[Begin Data provided]

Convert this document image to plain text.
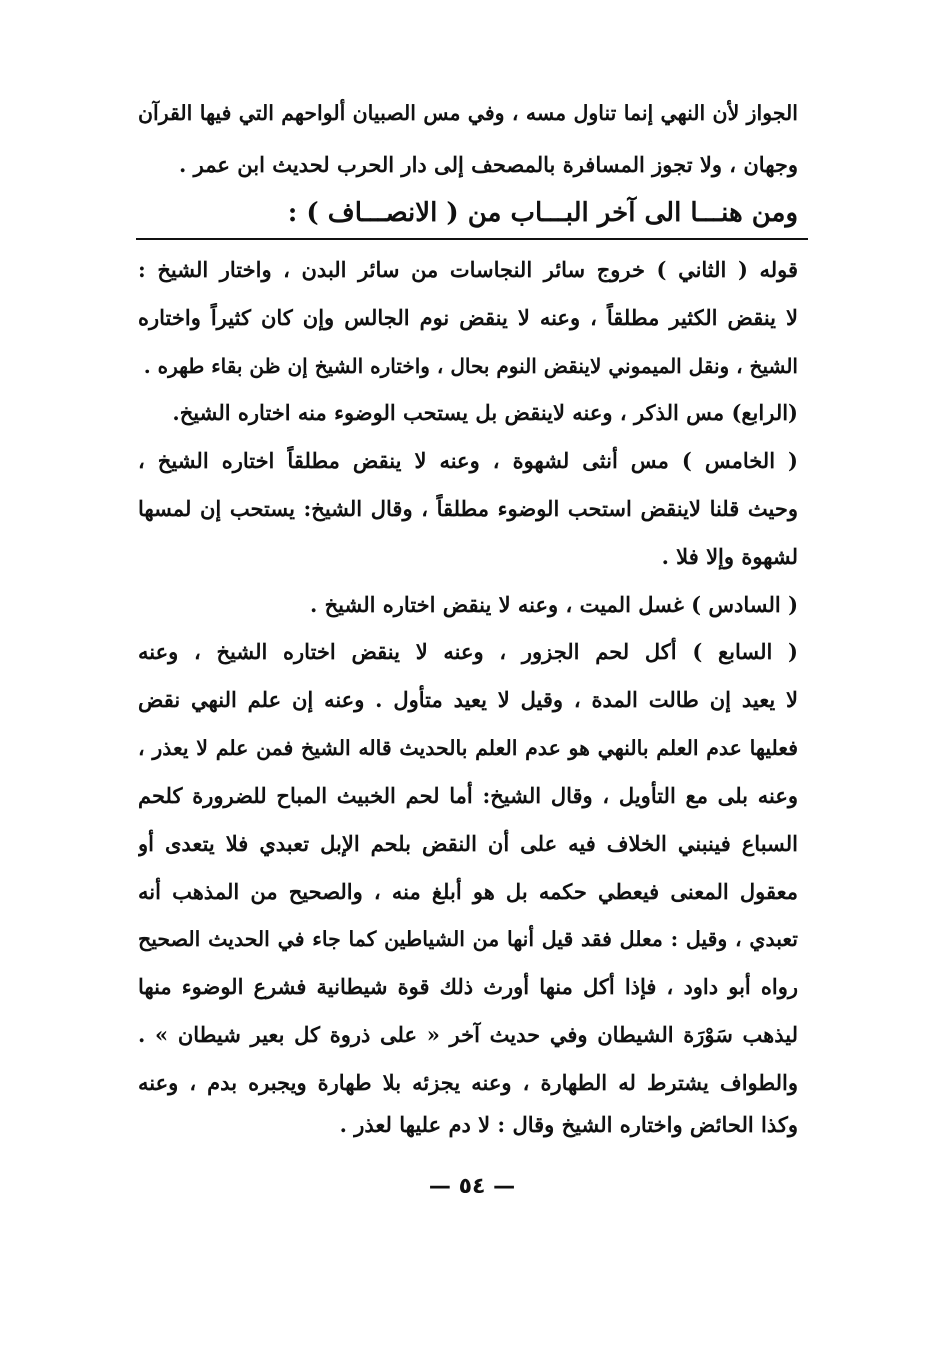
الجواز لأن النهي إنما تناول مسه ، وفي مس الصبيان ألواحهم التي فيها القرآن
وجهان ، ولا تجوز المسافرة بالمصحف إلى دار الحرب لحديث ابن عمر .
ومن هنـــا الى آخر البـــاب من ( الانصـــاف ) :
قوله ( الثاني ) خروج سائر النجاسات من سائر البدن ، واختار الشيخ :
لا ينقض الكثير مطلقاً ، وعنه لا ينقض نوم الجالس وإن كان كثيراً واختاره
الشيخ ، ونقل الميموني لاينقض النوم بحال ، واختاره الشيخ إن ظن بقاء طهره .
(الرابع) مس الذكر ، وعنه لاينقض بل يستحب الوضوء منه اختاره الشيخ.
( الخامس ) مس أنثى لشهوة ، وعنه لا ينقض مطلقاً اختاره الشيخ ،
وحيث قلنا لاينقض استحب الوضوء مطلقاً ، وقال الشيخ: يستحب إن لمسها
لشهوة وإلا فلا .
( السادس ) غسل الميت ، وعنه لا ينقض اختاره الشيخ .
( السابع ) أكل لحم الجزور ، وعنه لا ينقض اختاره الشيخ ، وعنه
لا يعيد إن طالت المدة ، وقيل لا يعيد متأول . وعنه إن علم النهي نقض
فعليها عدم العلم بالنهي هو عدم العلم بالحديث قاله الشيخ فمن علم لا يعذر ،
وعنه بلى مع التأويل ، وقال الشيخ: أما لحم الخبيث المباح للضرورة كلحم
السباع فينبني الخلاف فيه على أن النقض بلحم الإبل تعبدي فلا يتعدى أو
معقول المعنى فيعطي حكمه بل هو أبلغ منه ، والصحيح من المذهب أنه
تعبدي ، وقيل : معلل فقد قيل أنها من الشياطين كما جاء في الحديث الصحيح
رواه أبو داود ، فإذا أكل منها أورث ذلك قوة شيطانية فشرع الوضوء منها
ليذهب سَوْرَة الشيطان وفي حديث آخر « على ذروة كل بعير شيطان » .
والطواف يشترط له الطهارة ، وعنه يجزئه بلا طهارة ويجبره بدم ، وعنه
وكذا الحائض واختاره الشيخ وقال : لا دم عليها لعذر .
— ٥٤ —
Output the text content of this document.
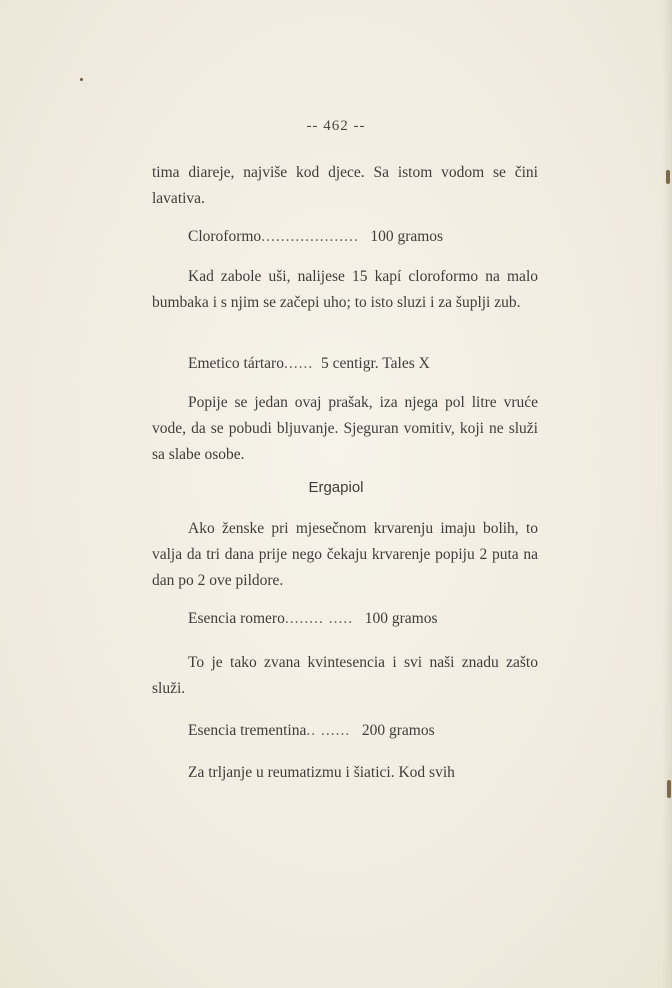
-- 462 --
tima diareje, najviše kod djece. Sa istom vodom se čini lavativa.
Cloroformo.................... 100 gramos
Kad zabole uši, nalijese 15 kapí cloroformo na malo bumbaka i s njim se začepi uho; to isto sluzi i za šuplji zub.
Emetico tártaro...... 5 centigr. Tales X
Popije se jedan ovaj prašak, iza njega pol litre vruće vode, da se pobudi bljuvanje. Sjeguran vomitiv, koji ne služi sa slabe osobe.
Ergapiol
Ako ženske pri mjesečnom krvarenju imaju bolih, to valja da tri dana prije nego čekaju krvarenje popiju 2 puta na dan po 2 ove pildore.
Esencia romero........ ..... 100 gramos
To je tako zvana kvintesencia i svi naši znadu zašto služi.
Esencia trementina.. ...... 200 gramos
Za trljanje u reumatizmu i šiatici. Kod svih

[End Data provided]

=== Instructions to follow ===
Print every record above exactly as written, leaving out the pictures.

=== Output of the exercise ===
Convert this document image to plain text.
الجواز لأن النهي إنما تناول مسه ، وفي مس الصبيان ألواحهم التي فيها القرآن
وجهان ، ولا تجوز المسافرة بالمصحف إلى دار الحرب لحديث ابن عمر .
ومن هنـــا الى آخر البـــاب من ( الانصـــاف ) :
قوله ( الثاني ) خروج سائر النجاسات من سائر البدن ، واختار الشيخ :
لا ينقض الكثير مطلقاً ، وعنه لا ينقض نوم الجالس وإن كان كثيراً واختاره
الشيخ ، ونقل الميموني لاينقض النوم بحال ، واختاره الشيخ إن ظن بقاء طهره .
(الرابع) مس الذكر ، وعنه لاينقض بل يستحب الوضوء منه اختاره الشيخ.
( الخامس ) مس أنثى لشهوة ، وعنه لا ينقض مطلقاً اختاره الشيخ ،
وحيث قلنا لاينقض استحب الوضوء مطلقاً ، وقال الشيخ: يستحب إن لمسها
لشهوة وإلا فلا .
( السادس ) غسل الميت ، وعنه لا ينقض اختاره الشيخ .
( السابع ) أكل لحم الجزور ، وعنه لا ينقض اختاره الشيخ ، وعنه
لا يعيد إن طالت المدة ، وقيل لا يعيد متأول . وعنه إن علم النهي نقض
فعليها عدم العلم بالنهي هو عدم العلم بالحديث قاله الشيخ فمن علم لا يعذر ،
وعنه بلى مع التأويل ، وقال الشيخ: أما لحم الخبيث المباح للضرورة كلحم
السباع فينبني الخلاف فيه على أن النقض بلحم الإبل تعبدي فلا يتعدى أو
معقول المعنى فيعطي حكمه بل هو أبلغ منه ، والصحيح من المذهب أنه
تعبدي ، وقيل : معلل فقد قيل أنها من الشياطين كما جاء في الحديث الصحيح
رواه أبو داود ، فإذا أكل منها أورث ذلك قوة شيطانية فشرع الوضوء منها
ليذهب سَوْرَة الشيطان وفي حديث آخر « على ذروة كل بعير شيطان » .
والطواف يشترط له الطهارة ، وعنه يجزئه بلا طهارة ويجبره بدم ، وعنه
وكذا الحائض واختاره الشيخ وقال : لا دم عليها لعذر .
— ٥٤ —
Output the text content of this document.
-- 462 --
tima diareje, najviše kod djece. Sa istom vodom se čini lavativa.
Cloroformo.................... 100 gramos
Kad zabole uši, nalijese 15 kapí cloroformo na malo bumbaka i s njim se začepi uho; to isto sluzi i za šuplji zub.
Emetico tártaro...... 5 centigr. Tales X
Popije se jedan ovaj prašak, iza njega pol litre vruće vode, da se pobudi bljuvanje. Sjeguran vomitiv, koji ne služi sa slabe osobe.
Ergapiol
Ako ženske pri mjesečnom krvarenju imaju bolih, to valja da tri dana prije nego čekaju krvarenje popiju 2 puta na dan po 2 ove pildore.
Esencia romero........ ..... 100 gramos
To je tako zvana kvintesencia i svi naši znadu zašto služi.
Esencia trementina.. ...... 200 gramos
Za trljanje u reumatizmu i šiatici. Kod svih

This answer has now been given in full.